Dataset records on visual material
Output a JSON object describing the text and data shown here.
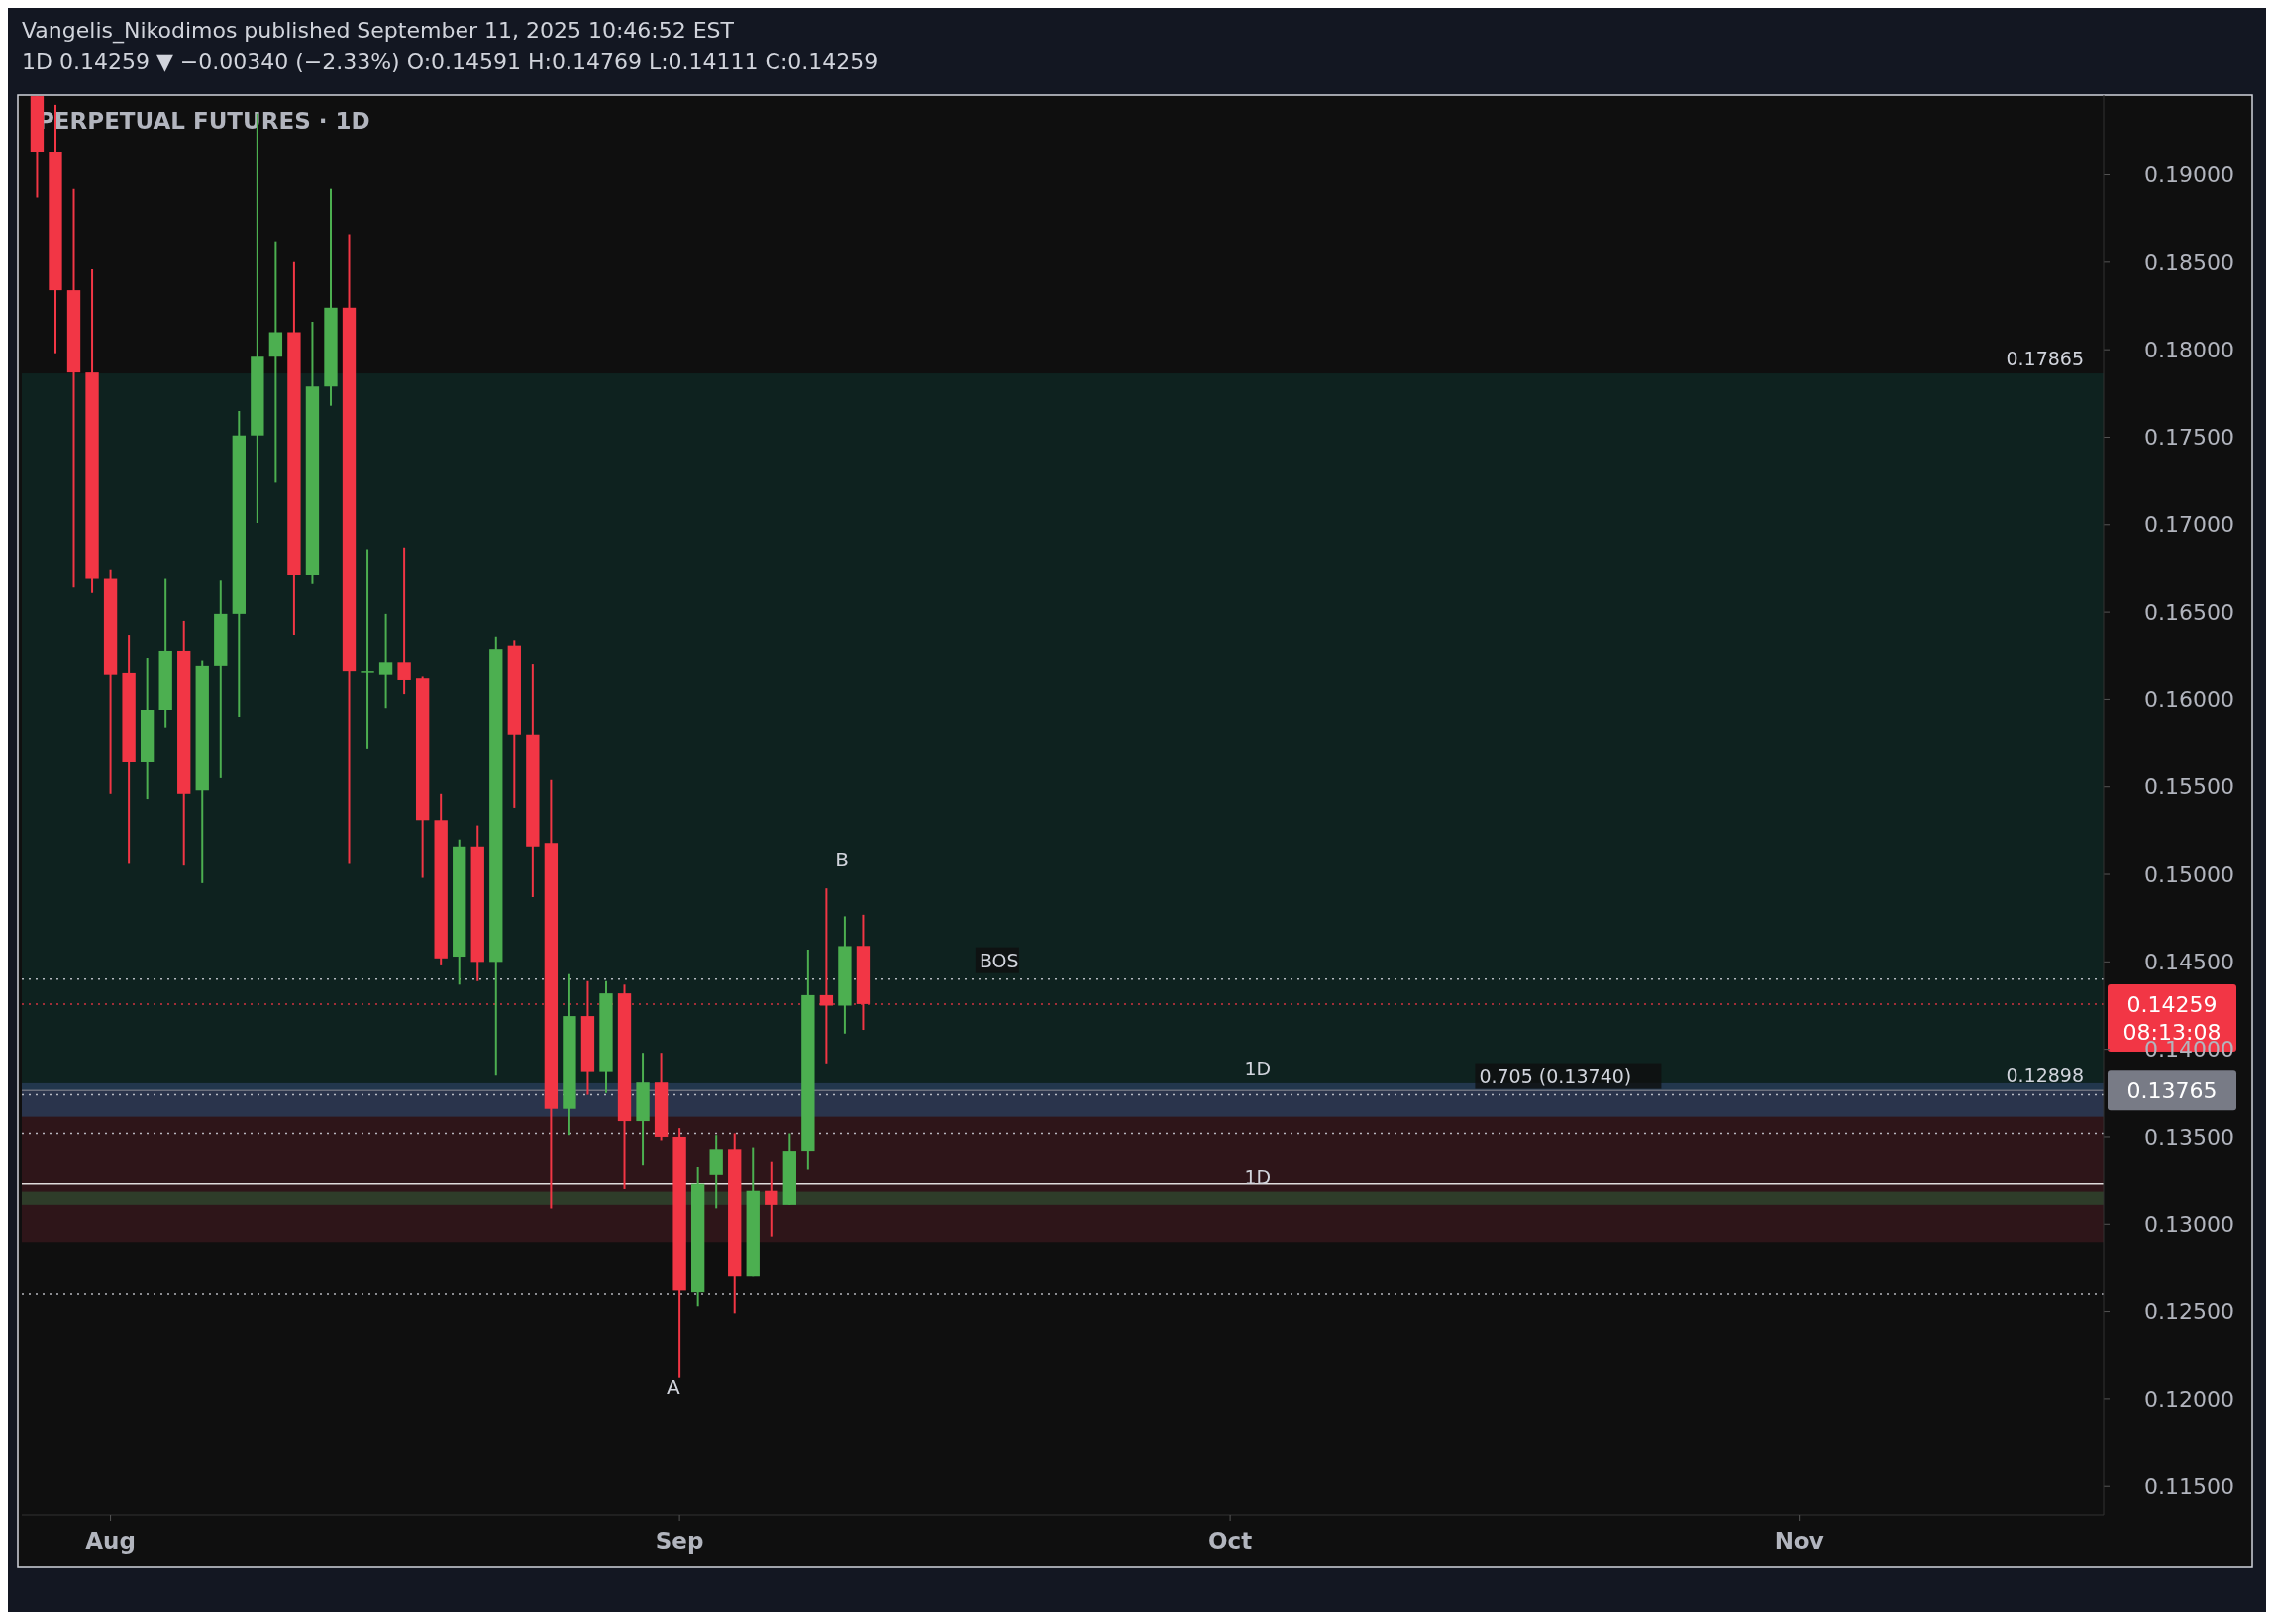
{
  "chart_data": {
    "type": "candlestick",
    "title": "PERPETUAL FUTURES · 1D",
    "subtitle": "Vangelis_Nikodimos published September 11, 2025 10:46:52 EST\n1D 0.14259 ▼ −0.00340 (−2.33%) O:0.14591 H:0.14769 L:0.14111 C:0.14259",
    "x": [
      "2025-07-28",
      "2025-07-29",
      "2025-07-30",
      "2025-07-31",
      "2025-08-01",
      "2025-08-02",
      "2025-08-03",
      "2025-08-04",
      "2025-08-05",
      "2025-08-06",
      "2025-08-07",
      "2025-08-08",
      "2025-08-09",
      "2025-08-10",
      "2025-08-11",
      "2025-08-12",
      "2025-08-13",
      "2025-08-14",
      "2025-08-15",
      "2025-08-16",
      "2025-08-17",
      "2025-08-18",
      "2025-08-19",
      "2025-08-20",
      "2025-08-21",
      "2025-08-22",
      "2025-08-23",
      "2025-08-24",
      "2025-08-25",
      "2025-08-26",
      "2025-08-27",
      "2025-08-28",
      "2025-08-29",
      "2025-08-30",
      "2025-08-31",
      "2025-09-01",
      "2025-09-02",
      "2025-09-03",
      "2025-09-04",
      "2025-09-05",
      "2025-09-06",
      "2025-09-07",
      "2025-09-08",
      "2025-09-09",
      "2025-09-10",
      "2025-09-11"
    ],
    "ohlc": [
      [
        0.1945,
        0.1945,
        0.1887,
        0.1913
      ],
      [
        0.1913,
        0.194,
        0.1798,
        0.1834
      ],
      [
        0.1834,
        0.1892,
        0.1664,
        0.1787
      ],
      [
        0.1787,
        0.1846,
        0.1661,
        0.1669
      ],
      [
        0.1669,
        0.1674,
        0.1546,
        0.1614
      ],
      [
        0.1615,
        0.1637,
        0.1506,
        0.1564
      ],
      [
        0.1564,
        0.1624,
        0.1543,
        0.1594
      ],
      [
        0.1594,
        0.1669,
        0.1584,
        0.1628
      ],
      [
        0.1628,
        0.1645,
        0.1505,
        0.1546
      ],
      [
        0.1548,
        0.1622,
        0.1495,
        0.1619
      ],
      [
        0.1619,
        0.1668,
        0.1555,
        0.1649
      ],
      [
        0.1649,
        0.1765,
        0.159,
        0.1751
      ],
      [
        0.1751,
        0.1935,
        0.1701,
        0.1796
      ],
      [
        0.1796,
        0.1862,
        0.1724,
        0.181
      ],
      [
        0.181,
        0.185,
        0.1637,
        0.1671
      ],
      [
        0.1671,
        0.1816,
        0.1666,
        0.1779
      ],
      [
        0.1779,
        0.1892,
        0.1768,
        0.1824
      ],
      [
        0.1824,
        0.1866,
        0.1506,
        0.1616
      ],
      [
        0.1616,
        0.1686,
        0.1572,
        0.1616
      ],
      [
        0.1614,
        0.1649,
        0.1595,
        0.1621
      ],
      [
        0.1621,
        0.1687,
        0.1603,
        0.1611
      ],
      [
        0.1612,
        0.1613,
        0.1498,
        0.1531
      ],
      [
        0.1531,
        0.1546,
        0.1448,
        0.1452
      ],
      [
        0.1453,
        0.152,
        0.1437,
        0.1516
      ],
      [
        0.1516,
        0.1528,
        0.1439,
        0.145
      ],
      [
        0.145,
        0.1636,
        0.1385,
        0.1629
      ],
      [
        0.1631,
        0.1634,
        0.1538,
        0.158
      ],
      [
        0.158,
        0.162,
        0.1487,
        0.1516
      ],
      [
        0.1518,
        0.1554,
        0.1309,
        0.1366
      ],
      [
        0.1366,
        0.1443,
        0.1351,
        0.1419
      ],
      [
        0.1419,
        0.1439,
        0.1374,
        0.1387
      ],
      [
        0.1387,
        0.1439,
        0.1375,
        0.1432
      ],
      [
        0.1432,
        0.1437,
        0.132,
        0.1359
      ],
      [
        0.1359,
        0.1398,
        0.1334,
        0.1381
      ],
      [
        0.1381,
        0.1398,
        0.1348,
        0.135
      ],
      [
        0.135,
        0.1355,
        0.1212,
        0.1262
      ],
      [
        0.1261,
        0.1333,
        0.1253,
        0.1323
      ],
      [
        0.1328,
        0.1351,
        0.1309,
        0.1343
      ],
      [
        0.1343,
        0.1352,
        0.1249,
        0.127
      ],
      [
        0.127,
        0.1344,
        0.127,
        0.1319
      ],
      [
        0.1319,
        0.1336,
        0.1293,
        0.1311
      ],
      [
        0.1311,
        0.1352,
        0.1311,
        0.1342
      ],
      [
        0.1342,
        0.1457,
        0.1331,
        0.1431
      ],
      [
        0.1431,
        0.1492,
        0.1392,
        0.1425
      ],
      [
        0.1425,
        0.1476,
        0.1409,
        0.1459
      ],
      [
        0.14591,
        0.14769,
        0.14111,
        0.14259
      ]
    ],
    "xlim": [
      "2025-07-27T04:00",
      "2025-11-17T14:00"
    ],
    "xticks": [
      {
        "value": "2025-08-01",
        "label": "Aug"
      },
      {
        "value": "2025-09-01",
        "label": "Sep"
      },
      {
        "value": "2025-10-01",
        "label": "Oct"
      },
      {
        "value": "2025-11-01",
        "label": "Nov"
      }
    ],
    "ylim": [
      0.11337,
      0.19456
    ],
    "yticks": [
      {
        "value": 0.115,
        "label": "0.11500"
      },
      {
        "value": 0.12,
        "label": "0.12000"
      },
      {
        "value": 0.125,
        "label": "0.12500"
      },
      {
        "value": 0.13,
        "label": "0.13000"
      },
      {
        "value": 0.135,
        "label": "0.13500"
      },
      {
        "value": 0.14,
        "label": "0.14000"
      },
      {
        "value": 0.145,
        "label": "0.14500"
      },
      {
        "value": 0.15,
        "label": "0.15000"
      },
      {
        "value": 0.155,
        "label": "0.15500"
      },
      {
        "value": 0.16,
        "label": "0.16000"
      },
      {
        "value": 0.165,
        "label": "0.16500"
      },
      {
        "value": 0.17,
        "label": "0.17000"
      },
      {
        "value": 0.175,
        "label": "0.17500"
      },
      {
        "value": 0.18,
        "label": "0.18000"
      },
      {
        "value": 0.185,
        "label": "0.18500"
      },
      {
        "value": 0.19,
        "label": "0.19000"
      }
    ],
    "grid": false,
    "ref_lines": [
      {
        "axis": "y",
        "value": 0.14259,
        "label": "0.14259",
        "color": "#f23645",
        "line_style": "dotted"
      },
      {
        "axis": "y",
        "value": 0.13765,
        "label": "0.13765",
        "color": "#787b86",
        "line_style": "solid"
      },
      {
        "axis": "y",
        "value": 0.14402,
        "label": "BOS",
        "color": "#d1d4dc",
        "line_style": "dotted"
      },
      {
        "axis": "y",
        "value": 0.1374,
        "label": "0.705 (0.13740)",
        "color": "#d1d4dc",
        "line_style": "dotted"
      },
      {
        "axis": "y",
        "value": 0.1352,
        "label": null,
        "color": "#d1d4dc",
        "line_style": "dotted"
      },
      {
        "axis": "y",
        "value": 0.126,
        "label": null,
        "color": "#d1d4dc",
        "line_style": "dotted"
      },
      {
        "axis": "y",
        "value": 0.1323,
        "label": null,
        "color": "#ffffff",
        "line_style": "solid"
      }
    ],
    "bands": [
      {
        "axis": "y",
        "from": 0.13765,
        "to": 0.17865,
        "label": "0.17865",
        "color": "#0f2a25"
      },
      {
        "axis": "y",
        "from": 0.12898,
        "to": 0.13765,
        "label": "0.12898",
        "color": "#3a181d"
      },
      {
        "axis": "y",
        "from": 0.13615,
        "to": 0.13806,
        "label": "1D",
        "color": "#2a3f5e"
      },
      {
        "axis": "y",
        "from": 0.1311,
        "to": 0.13185,
        "label": "1D",
        "color": "#2f4a2f"
      }
    ],
    "annotations": [
      "A",
      "B",
      "08:13:08"
    ]
  }
}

▸ **WRITTEN TASK**: Identify each line in the records above containing the word "color"; copy those lines.

▸ **OUTPUT FOR THIS TASK**:
        "color": "#f23645",
        "color": "#787b86",
        "color": "#d1d4dc",
        "color": "#d1d4dc",
        "color": "#d1d4dc",
        "color": "#d1d4dc",
        "color": "#ffffff",
        "color": "#0f2a25"
        "color": "#3a181d"
        "color": "#2a3f5e"
        "color": "#2f4a2f"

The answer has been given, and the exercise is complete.